### PROMPT
Determine how many lines in the entries below include "with". The reply should be that number and nothing else.
-- START RECORDS SHOWN --
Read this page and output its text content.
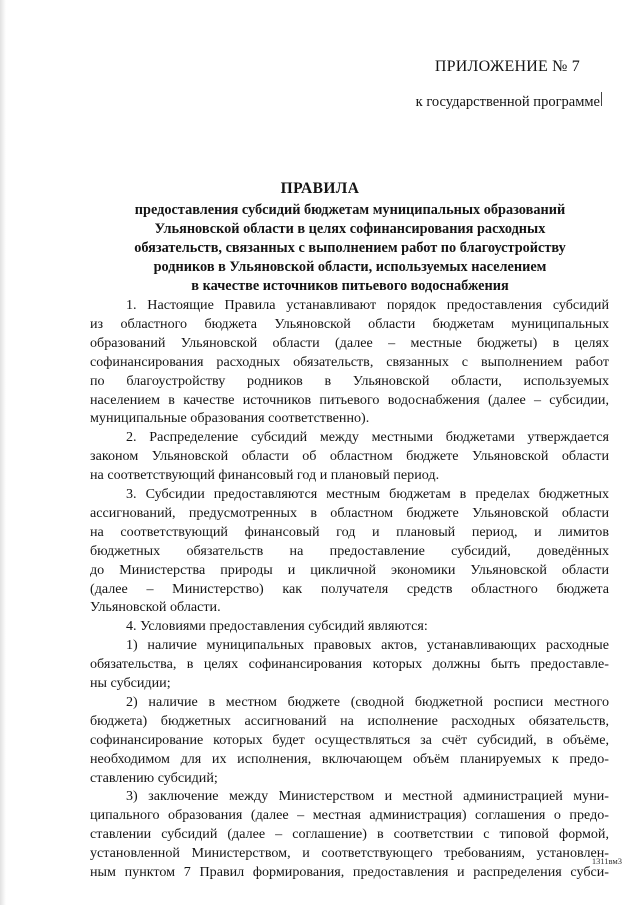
ПРИЛОЖЕНИЕ № 7
к государственной программе
ПРАВИЛА
предоставления субсидий бюджетам муниципальных образований
Ульяновской области в целях софинансирования расходных
обязательств, связанных с выполнением работ по благоустройству
родников в Ульяновской области, используемых населением
в качестве источников питьевого водоснабжения
1. Настоящие Правила устанавливают порядок предоставления субсидий
из областного бюджета Ульяновской области бюджетам муниципальных
образований Ульяновской области (далее – местные бюджеты) в целях
софинансирования расходных обязательств, связанных с выполнением работ
по благоустройству родников в Ульяновской области, используемых
населением в качестве источников питьевого водоснабжения (далее – субсидии,
муниципальные образования соответственно).
2. Распределение субсидий между местными бюджетами утверждается
законом Ульяновской области об областном бюджете Ульяновской области
на соответствующий финансовый год и плановый период.
3. Субсидии предоставляются местным бюджетам в пределах бюджетных
ассигнований, предусмотренных в областном бюджете Ульяновской области
на соответствующий финансовый год и плановый период, и лимитов
бюджетных обязательств на предоставление субсидий, доведённых
до Министерства природы и цикличной экономики Ульяновской области
(далее – Министерство) как получателя средств областного бюджета
Ульяновской области.
4. Условиями предоставления субсидий являются:
1) наличие муниципальных правовых актов, устанавливающих расходные
обязательства, в целях софинансирования которых должны быть предоставле-
ны субсидии;
2) наличие в местном бюджете (сводной бюджетной росписи местного
бюджета) бюджетных ассигнований на исполнение расходных обязательств,
софинансирование которых будет осуществляться за счёт субсидий, в объёме,
необходимом для их исполнения, включающем объём планируемых к предо-
ставлению субсидий;
3) заключение между Министерством и местной администрацией муни-
ципального образования (далее – местная администрация) соглашения о предо-
ставлении субсидий (далее – соглашение) в соответствии с типовой формой,
установленной Министерством, и соответствующего требованиям, установлен-
ным пунктом 7 Правил формирования, предоставления и распределения субси-
1311вм3
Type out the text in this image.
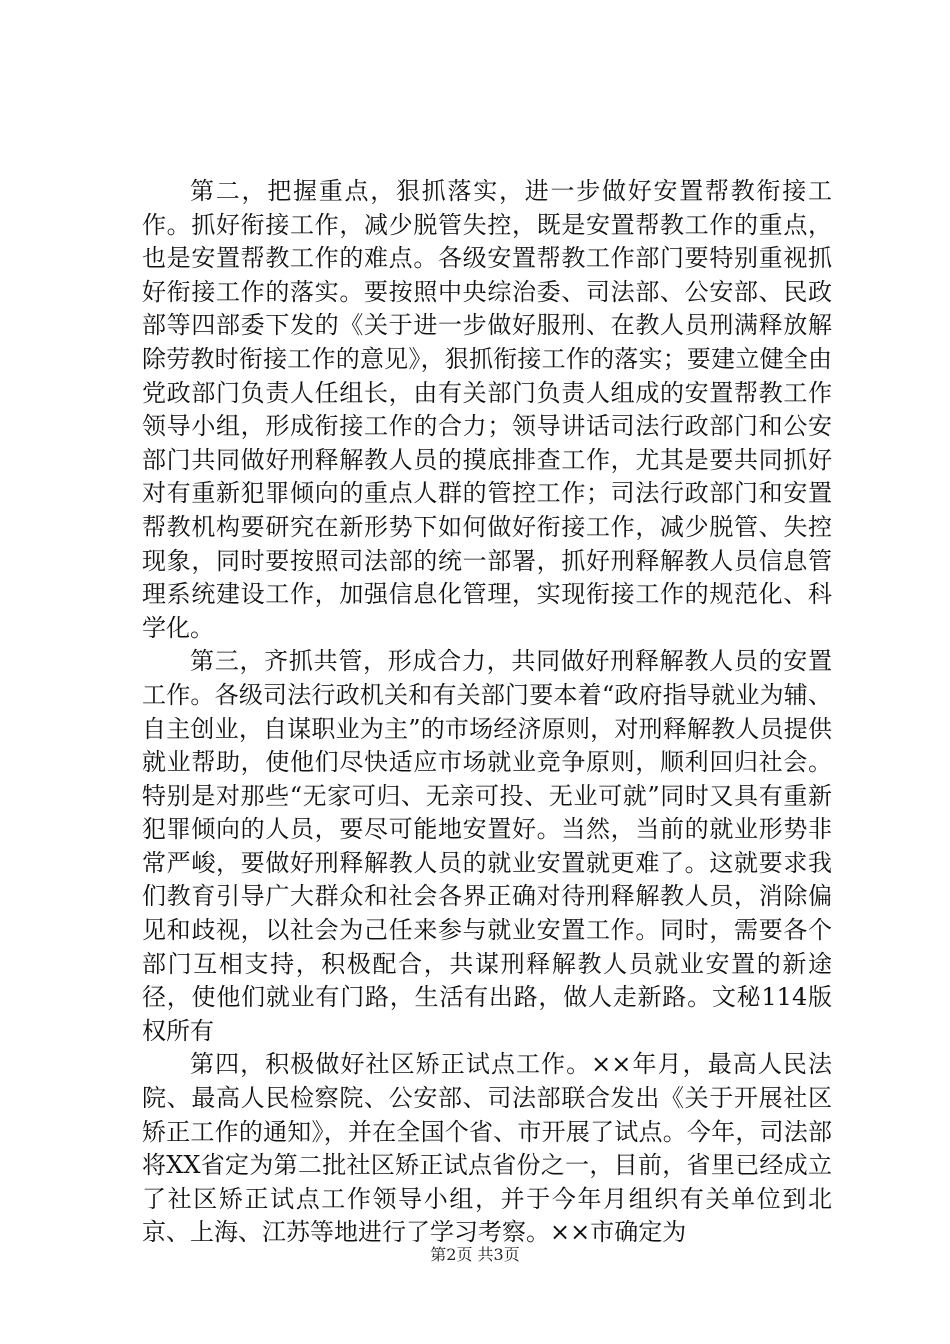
第二，把握重点，狠抓落实，进一步做好安置帮教衔接工作。抓好衔接工作，减少脱管失控，既是安置帮教工作的重点，也是安置帮教工作的难点。各级安置帮教工作部门要特别重视抓好衔接工作的落实。要按照中央综治委、司法部、公安部、民政部等四部委下发的《关于进一步做好服刑、在教人员刑满释放解除劳教时衔接工作的意见》，狠抓衔接工作的落实；要建立健全由党政部门负责人任组长，由有关部门负责人组成的安置帮教工作领导小组，形成衔接工作的合力；领导讲话司法行政部门和公安部门共同做好刑释解教人员的摸底排查工作，尤其是要共同抓好对有重新犯罪倾向的重点人群的管控工作；司法行政部门和安置帮教机构要研究在新形势下如何做好衔接工作，减少脱管、失控现象，同时要按照司法部的统一部署，抓好刑释解教人员信息管理系统建设工作，加强信息化管理，实现衔接工作的规范化、科学化。

第三，齐抓共管，形成合力，共同做好刑释解教人员的安置工作。各级司法行政机关和有关部门要本着“政府指导就业为辅、自主创业，自谋职业为主”的市场经济原则，对刑释解教人员提供就业帮助，使他们尽快适应市场就业竞争原则，顺利回归社会。特别是对那些“无家可归、无亲可投、无业可就”同时又具有重新犯罪倾向的人员，要尽可能地安置好。当然，当前的就业形势非常严峻，要做好刑释解教人员的就业安置就更难了。这就要求我们教育引导广大群众和社会各界正确对待刑释解教人员，消除偏见和歧视，以社会为己任来参与就业安置工作。同时，需要各个部门互相支持，积极配合，共谋刑释解教人员就业安置的新途径，使他们就业有门路，生活有出路，做人走新路。文秘114版权所有

第四，积极做好社区矫正试点工作。××年月，最高人民法院、最高人民检察院、公安部、司法部联合发出《关于开展社区矫正工作的通知》，并在全国个省、市开展了试点。今年，司法部将XX省定为第二批社区矫正试点省份之一，目前，省里已经成立了社区矫正试点工作领导小组，并于今年月组织有关单位到北京、上海、江苏等地进行了学习考察。××市确定为

第2页 共3页
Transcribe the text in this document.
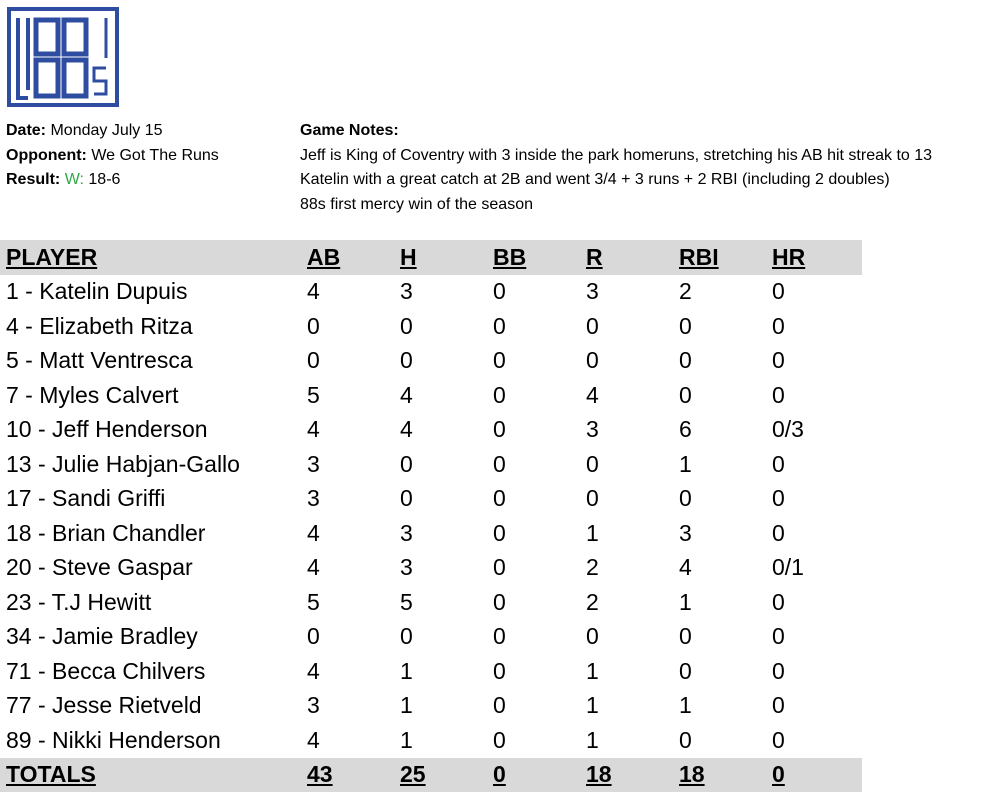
Date: Monday July 15
Opponent: We Got The Runs
Result: W: 18-6
Game Notes:
Jeff is King of Coventry with 3 inside the park homeruns, stretching his AB hit streak to 13
Katelin with a great catch at 2B and went 3/4 + 3 runs + 2 RBI (including 2 doubles)
88s first mercy win of the season
PLAYER	AB	H	BB	R	RBI	HR
1 - Katelin Dupuis	4	3	0	3	2	0
4 - Elizabeth Ritza	0	0	0	0	0	0
5 - Matt Ventresca	0	0	0	0	0	0
7 - Myles Calvert	5	4	0	4	0	0
10 - Jeff Henderson	4	4	0	3	6	0/3
13 - Julie Habjan-Gallo	3	0	0	0	1	0
17 - Sandi Griffi	3	0	0	0	0	0
18 - Brian Chandler	4	3	0	1	3	0
20 - Steve Gaspar	4	3	0	2	4	0/1
23 - T.J Hewitt	5	5	0	2	1	0
34 - Jamie Bradley	0	0	0	0	0	0
71 - Becca Chilvers	4	1	0	1	0	0
77 - Jesse Rietveld	3	1	0	1	1	0
89 - Nikki Henderson	4	1	0	1	0	0
TOTALS	43	25	0	18	18	0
-- END RECORDS SHOWN --
### FINISHED EXERCISE
2